**WHAT IS NEEDED**
Transcribe each record below word for word.

Dataset items
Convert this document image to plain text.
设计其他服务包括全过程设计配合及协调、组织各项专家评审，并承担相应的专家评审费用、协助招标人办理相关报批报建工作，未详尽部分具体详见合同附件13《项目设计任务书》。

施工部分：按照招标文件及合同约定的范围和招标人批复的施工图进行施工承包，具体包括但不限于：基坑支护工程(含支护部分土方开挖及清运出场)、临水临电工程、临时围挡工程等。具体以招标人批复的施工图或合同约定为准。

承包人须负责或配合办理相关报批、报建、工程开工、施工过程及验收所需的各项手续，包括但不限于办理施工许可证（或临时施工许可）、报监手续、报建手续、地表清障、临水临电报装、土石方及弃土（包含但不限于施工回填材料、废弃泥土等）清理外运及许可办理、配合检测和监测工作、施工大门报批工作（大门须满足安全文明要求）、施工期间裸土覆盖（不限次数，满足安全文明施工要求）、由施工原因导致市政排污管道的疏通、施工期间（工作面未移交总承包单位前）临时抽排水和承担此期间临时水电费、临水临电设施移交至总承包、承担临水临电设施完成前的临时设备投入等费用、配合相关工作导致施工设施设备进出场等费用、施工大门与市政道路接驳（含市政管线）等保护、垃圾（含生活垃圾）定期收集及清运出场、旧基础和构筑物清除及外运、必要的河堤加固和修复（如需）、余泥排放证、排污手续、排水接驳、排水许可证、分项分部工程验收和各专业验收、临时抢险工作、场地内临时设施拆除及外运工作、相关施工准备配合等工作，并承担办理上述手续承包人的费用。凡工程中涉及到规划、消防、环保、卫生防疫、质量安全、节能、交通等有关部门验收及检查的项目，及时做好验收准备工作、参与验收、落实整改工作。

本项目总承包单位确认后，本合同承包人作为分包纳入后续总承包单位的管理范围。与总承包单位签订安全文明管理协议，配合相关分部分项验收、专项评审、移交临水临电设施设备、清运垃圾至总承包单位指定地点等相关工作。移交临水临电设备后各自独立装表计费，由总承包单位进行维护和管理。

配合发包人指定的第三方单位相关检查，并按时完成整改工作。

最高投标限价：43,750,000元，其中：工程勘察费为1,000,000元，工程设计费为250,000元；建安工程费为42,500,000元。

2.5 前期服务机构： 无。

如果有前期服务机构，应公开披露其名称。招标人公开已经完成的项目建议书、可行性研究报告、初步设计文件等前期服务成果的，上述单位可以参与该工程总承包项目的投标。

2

**FINAL RESULT**
Convert this document image to plain text.
设计其他服务包括全过程设计配合及协调、组织各项专家评审，并承担相应的专家评审费用、协助招标人办理相关报批报建工作，未详尽部分具体详见合同附件13《项目设计任务书》。

施工部分：按照招标文件及合同约定的范围和招标人批复的施工图进行施工承包，具体包括但不限于：基坑支护工程(含支护部分土方开挖及清运出场)、临水临电工程、临时围挡工程等。具体以招标人批复的施工图或合同约定为准。

承包人须负责或配合办理相关报批、报建、工程开工、施工过程及验收所需的各项手续，包括但不限于办理施工许可证（或临时施工许可）、报监手续、报建手续、地表清障、临水临电报装、土石方及弃土（包含但不限于施工回填材料、废弃泥土等）清理外运及许可办理、配合检测和监测工作、施工大门报批工作（大门须满足安全文明要求）、施工期间裸土覆盖（不限次数，满足安全文明施工要求）、由施工原因导致市政排污管道的疏通、施工期间（工作面未移交总承包单位前）临时抽排水和承担此期间临时水电费、临水临电设施移交至总承包、承担临水临电设施完成前的临时设备投入等费用、配合相关工作导致施工设施设备进出场等费用、施工大门与市政道路接驳（含市政管线）等保护、垃圾（含生活垃圾）定期收集及清运出场、旧基础和构筑物清除及外运、必要的河堤加固和修复（如需）、余泥排放证、排污手续、排水接驳、排水许可证、分项分部工程验收和各专业验收、临时抢险工作、场地内临时设施拆除及外运工作、相关施工准备配合等工作，并承担办理上述手续承包人的费用。凡工程中涉及到规划、消防、环保、卫生防疫、质量安全、节能、交通等有关部门验收及检查的项目，及时做好验收准备工作、参与验收、落实整改工作。

本项目总承包单位确认后，本合同承包人作为分包纳入后续总承包单位的管理范围。与总承包单位签订安全文明管理协议，配合相关分部分项验收、专项评审、移交临水临电设施设备、清运垃圾至总承包单位指定地点等相关工作。移交临水临电设备后各自独立装表计费，由总承包单位进行维护和管理。

配合发包人指定的第三方单位相关检查，并按时完成整改工作。

最高投标限价：43,750,000元，其中：工程勘察费为1,000,000元，工程设计费为250,000元；建安工程费为42,500,000元。

2.5 前期服务机构： 无。

如果有前期服务机构，应公开披露其名称。招标人公开已经完成的项目建议书、可行性研究报告、初步设计文件等前期服务成果的，上述单位可以参与该工程总承包项目的投标。

2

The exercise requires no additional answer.